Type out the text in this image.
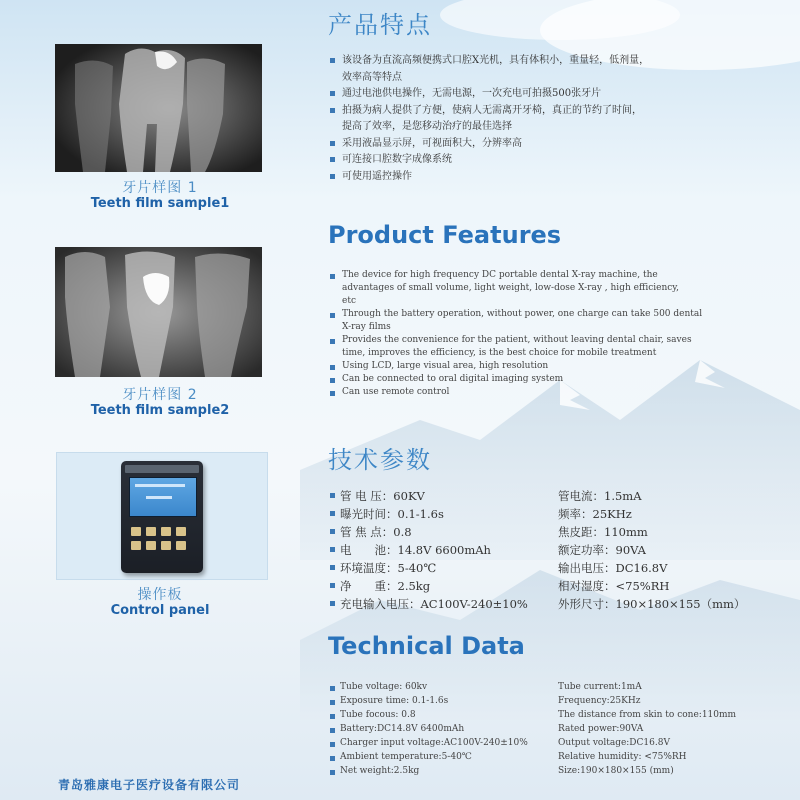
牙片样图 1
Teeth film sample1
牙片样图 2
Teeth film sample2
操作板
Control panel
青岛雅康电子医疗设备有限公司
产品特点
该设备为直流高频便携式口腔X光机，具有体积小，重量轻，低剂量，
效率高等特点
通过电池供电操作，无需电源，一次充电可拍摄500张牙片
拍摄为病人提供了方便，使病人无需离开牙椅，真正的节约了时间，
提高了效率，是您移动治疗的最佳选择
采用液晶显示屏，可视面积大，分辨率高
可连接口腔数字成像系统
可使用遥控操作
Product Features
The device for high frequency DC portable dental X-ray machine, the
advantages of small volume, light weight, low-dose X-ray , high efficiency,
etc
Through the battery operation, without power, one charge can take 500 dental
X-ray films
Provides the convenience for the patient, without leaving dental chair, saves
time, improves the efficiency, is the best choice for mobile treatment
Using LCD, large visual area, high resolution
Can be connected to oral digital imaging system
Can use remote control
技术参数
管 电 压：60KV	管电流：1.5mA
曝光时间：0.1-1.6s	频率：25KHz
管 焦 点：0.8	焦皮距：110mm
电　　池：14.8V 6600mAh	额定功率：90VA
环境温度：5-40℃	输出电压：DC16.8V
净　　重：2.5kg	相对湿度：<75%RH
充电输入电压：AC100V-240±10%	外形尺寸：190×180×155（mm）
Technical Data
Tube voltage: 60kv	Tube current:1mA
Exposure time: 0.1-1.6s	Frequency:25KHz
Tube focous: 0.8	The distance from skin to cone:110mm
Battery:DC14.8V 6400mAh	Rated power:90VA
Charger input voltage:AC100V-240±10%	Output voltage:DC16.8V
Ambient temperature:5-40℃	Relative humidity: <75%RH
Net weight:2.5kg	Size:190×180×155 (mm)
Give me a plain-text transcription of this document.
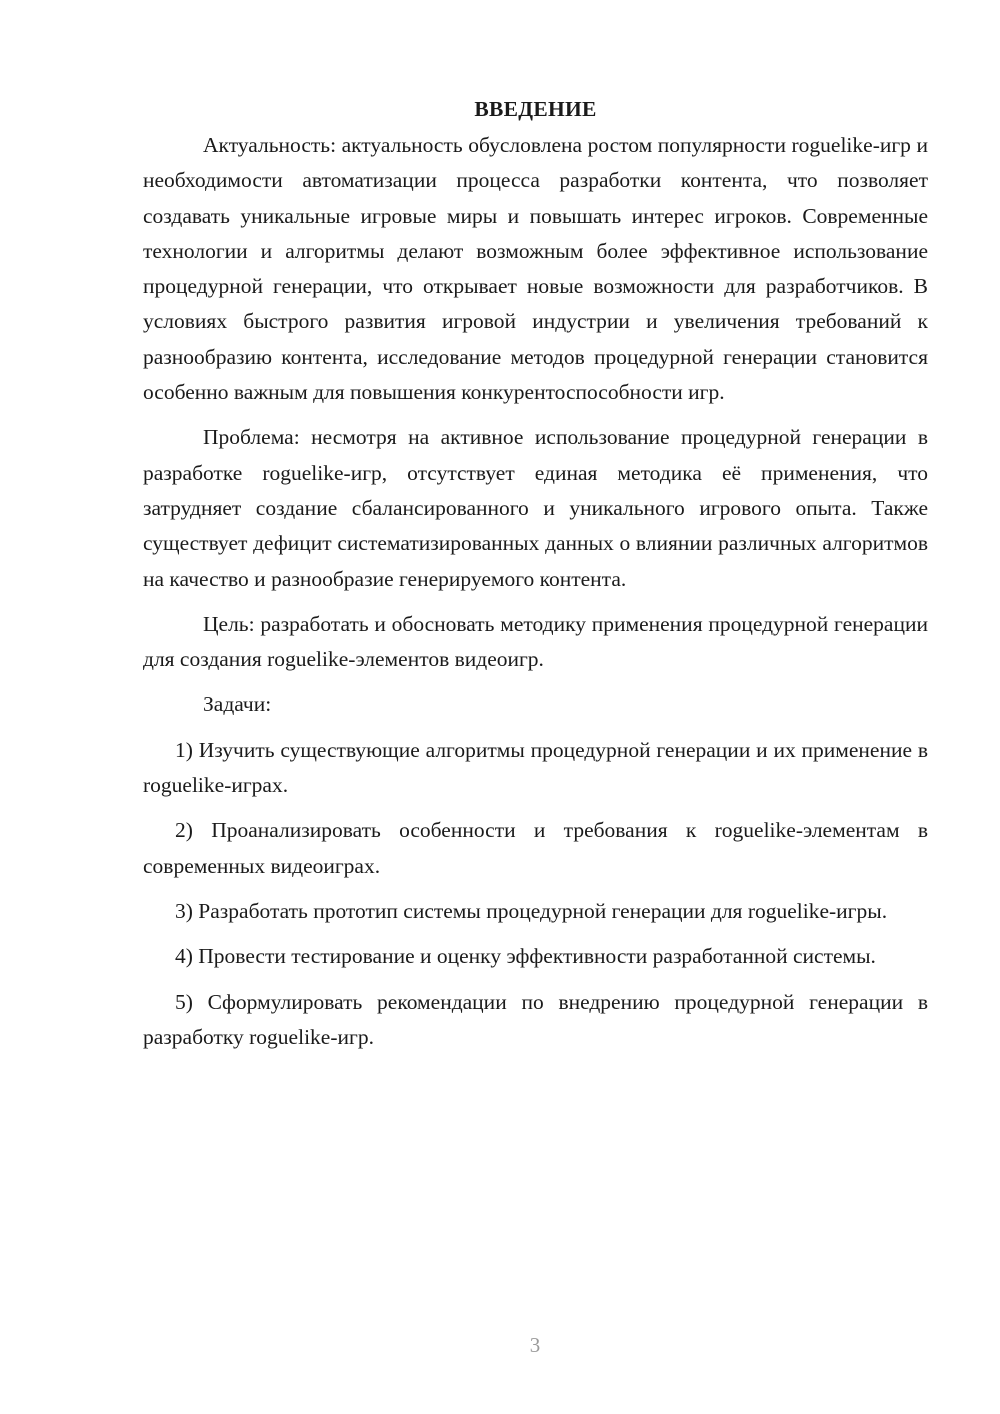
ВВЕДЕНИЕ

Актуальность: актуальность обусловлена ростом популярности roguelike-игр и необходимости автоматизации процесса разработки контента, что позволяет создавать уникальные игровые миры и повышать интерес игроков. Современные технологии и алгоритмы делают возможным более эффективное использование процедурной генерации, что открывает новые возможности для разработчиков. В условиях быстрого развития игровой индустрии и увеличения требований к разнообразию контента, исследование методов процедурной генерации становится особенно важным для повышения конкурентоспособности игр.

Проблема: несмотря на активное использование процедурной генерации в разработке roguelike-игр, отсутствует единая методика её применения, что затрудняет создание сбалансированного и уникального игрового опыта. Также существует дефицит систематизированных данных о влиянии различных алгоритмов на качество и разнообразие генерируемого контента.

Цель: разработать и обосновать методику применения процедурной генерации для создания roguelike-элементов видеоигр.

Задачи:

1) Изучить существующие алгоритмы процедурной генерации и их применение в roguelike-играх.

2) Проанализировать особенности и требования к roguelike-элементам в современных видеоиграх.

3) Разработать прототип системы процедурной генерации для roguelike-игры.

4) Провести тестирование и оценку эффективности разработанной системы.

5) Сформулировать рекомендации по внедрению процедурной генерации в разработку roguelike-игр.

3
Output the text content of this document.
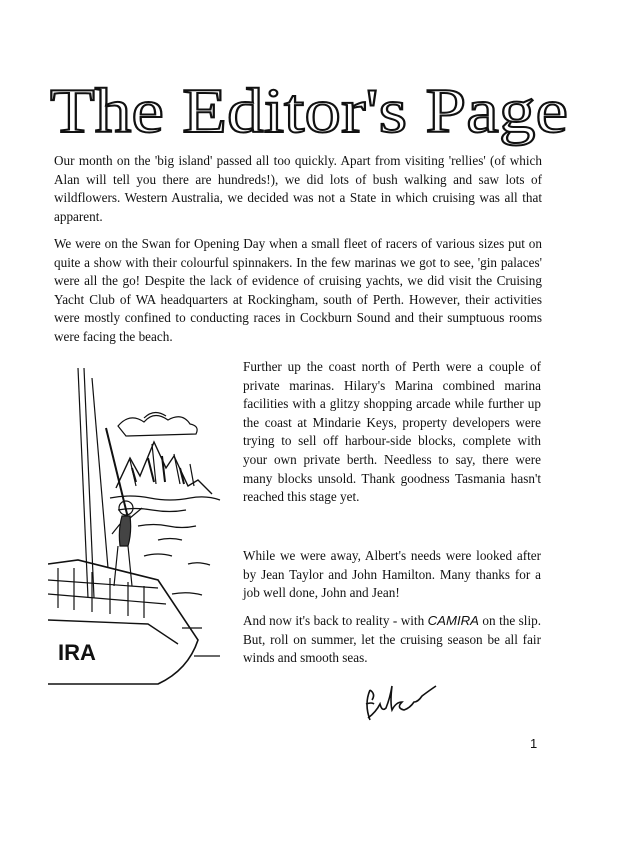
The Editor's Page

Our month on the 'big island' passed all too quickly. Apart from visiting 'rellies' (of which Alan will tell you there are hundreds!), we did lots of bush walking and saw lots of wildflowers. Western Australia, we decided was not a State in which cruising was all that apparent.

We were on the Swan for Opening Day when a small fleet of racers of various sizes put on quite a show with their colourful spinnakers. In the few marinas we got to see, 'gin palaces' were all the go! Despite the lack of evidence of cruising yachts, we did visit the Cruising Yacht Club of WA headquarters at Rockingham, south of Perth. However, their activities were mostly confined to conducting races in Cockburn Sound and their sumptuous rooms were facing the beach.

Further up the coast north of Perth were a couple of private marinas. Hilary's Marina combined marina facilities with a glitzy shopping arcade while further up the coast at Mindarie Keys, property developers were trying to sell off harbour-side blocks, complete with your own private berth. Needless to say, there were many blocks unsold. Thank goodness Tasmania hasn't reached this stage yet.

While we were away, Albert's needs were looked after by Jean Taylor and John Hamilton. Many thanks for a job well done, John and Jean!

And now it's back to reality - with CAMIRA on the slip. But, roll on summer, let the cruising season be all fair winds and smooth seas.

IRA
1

## Exercise task
Return all of the entries word for word, but omit the pictures.

## Answer
Type out the text in this image.
牙片样图 1
Teeth film sample1
牙片样图 2
Teeth film sample2
操作板
Control panel
青岛雅康电子医疗设备有限公司
产品特点
该设备为直流高频便携式口腔X光机，具有体积小，重量轻，低剂量，
效率高等特点
通过电池供电操作，无需电源，一次充电可拍摄500张牙片
拍摄为病人提供了方便，使病人无需离开牙椅，真正的节约了时间，
提高了效率，是您移动治疗的最佳选择
采用液晶显示屏，可视面积大，分辨率高
可连接口腔数字成像系统
可使用遥控操作
Product Features
The device for high frequency DC portable dental X-ray machine, the
advantages of small volume, light weight, low-dose X-ray , high efficiency,
etc
Through the battery operation, without power, one charge can take 500 dental
X-ray films
Provides the convenience for the patient, without leaving dental chair, saves
time, improves the efficiency, is the best choice for mobile treatment
Using LCD, large visual area, high resolution
Can be connected to oral digital imaging system
Can use remote control
技术参数
管 电 压：60KV	管电流：1.5mA
曝光时间：0.1-1.6s	频率：25KHz
管 焦 点：0.8	焦皮距：110mm
电　　池：14.8V 6600mAh	额定功率：90VA
环境温度：5-40℃	输出电压：DC16.8V
净　　重：2.5kg	相对湿度：<75%RH
充电输入电压：AC100V-240±10%	外形尺寸：190×180×155（mm）
Technical Data
Tube voltage: 60kv	Tube current:1mA
Exposure time: 0.1-1.6s	Frequency:25KHz
Tube focous: 0.8	The distance from skin to cone:110mm
Battery:DC14.8V 6400mAh	Rated power:90VA
Charger input voltage:AC100V-240±10%	Output voltage:DC16.8V
Ambient temperature:5-40℃	Relative humidity: <75%RH
Net weight:2.5kg	Size:190×180×155 (mm)
Give me a plain-text transcription of this document.
ВВЕДЕНИЕ

Актуальность: актуальность обусловлена ростом популярности roguelike-игр и необходимости автоматизации процесса разработки контента, что позволяет создавать уникальные игровые миры и повышать интерес игроков. Современные технологии и алгоритмы делают возможным более эффективное использование процедурной генерации, что открывает новые возможности для разработчиков. В условиях быстрого развития игровой индустрии и увеличения требований к разнообразию контента, исследование методов процедурной генерации становится особенно важным для повышения конкурентоспособности игр.

Проблема: несмотря на активное использование процедурной генерации в разработке roguelike-игр, отсутствует единая методика её применения, что затрудняет создание сбалансированного и уникального игрового опыта. Также существует дефицит систематизированных данных о влиянии различных алгоритмов на качество и разнообразие генерируемого контента.

Цель: разработать и обосновать методику применения процедурной генерации для создания roguelike-элементов видеоигр.

Задачи:

1) Изучить существующие алгоритмы процедурной генерации и их применение в roguelike-играх.

2) Проанализировать особенности и требования к roguelike-элементам в современных видеоиграх.

3) Разработать прототип системы процедурной генерации для roguelike-игры.

4) Провести тестирование и оценку эффективности разработанной системы.

5) Сформулировать рекомендации по внедрению процедурной генерации в разработку roguelike-игр.

3
Output the text content of this document.
The Editor's Page

Our month on the 'big island' passed all too quickly. Apart from visiting 'rellies' (of which Alan will tell you there are hundreds!), we did lots of bush walking and saw lots of wildflowers. Western Australia, we decided was not a State in which cruising was all that apparent.

We were on the Swan for Opening Day when a small fleet of racers of various sizes put on quite a show with their colourful spinnakers. In the few marinas we got to see, 'gin palaces' were all the go! Despite the lack of evidence of cruising yachts, we did visit the Cruising Yacht Club of WA headquarters at Rockingham, south of Perth. However, their activities were mostly confined to conducting races in Cockburn Sound and their sumptuous rooms were facing the beach.

Further up the coast north of Perth were a couple of private marinas. Hilary's Marina combined marina facilities with a glitzy shopping arcade while further up the coast at Mindarie Keys, property developers were trying to sell off harbour-side blocks, complete with your own private berth. Needless to say, there were many blocks unsold. Thank goodness Tasmania hasn't reached this stage yet.

While we were away, Albert's needs were looked after by Jean Taylor and John Hamilton. Many thanks for a job well done, John and Jean!

And now it's back to reality - with CAMIRA on the slip. But, roll on summer, let the cruising season be all fair winds and smooth seas.

IRA
1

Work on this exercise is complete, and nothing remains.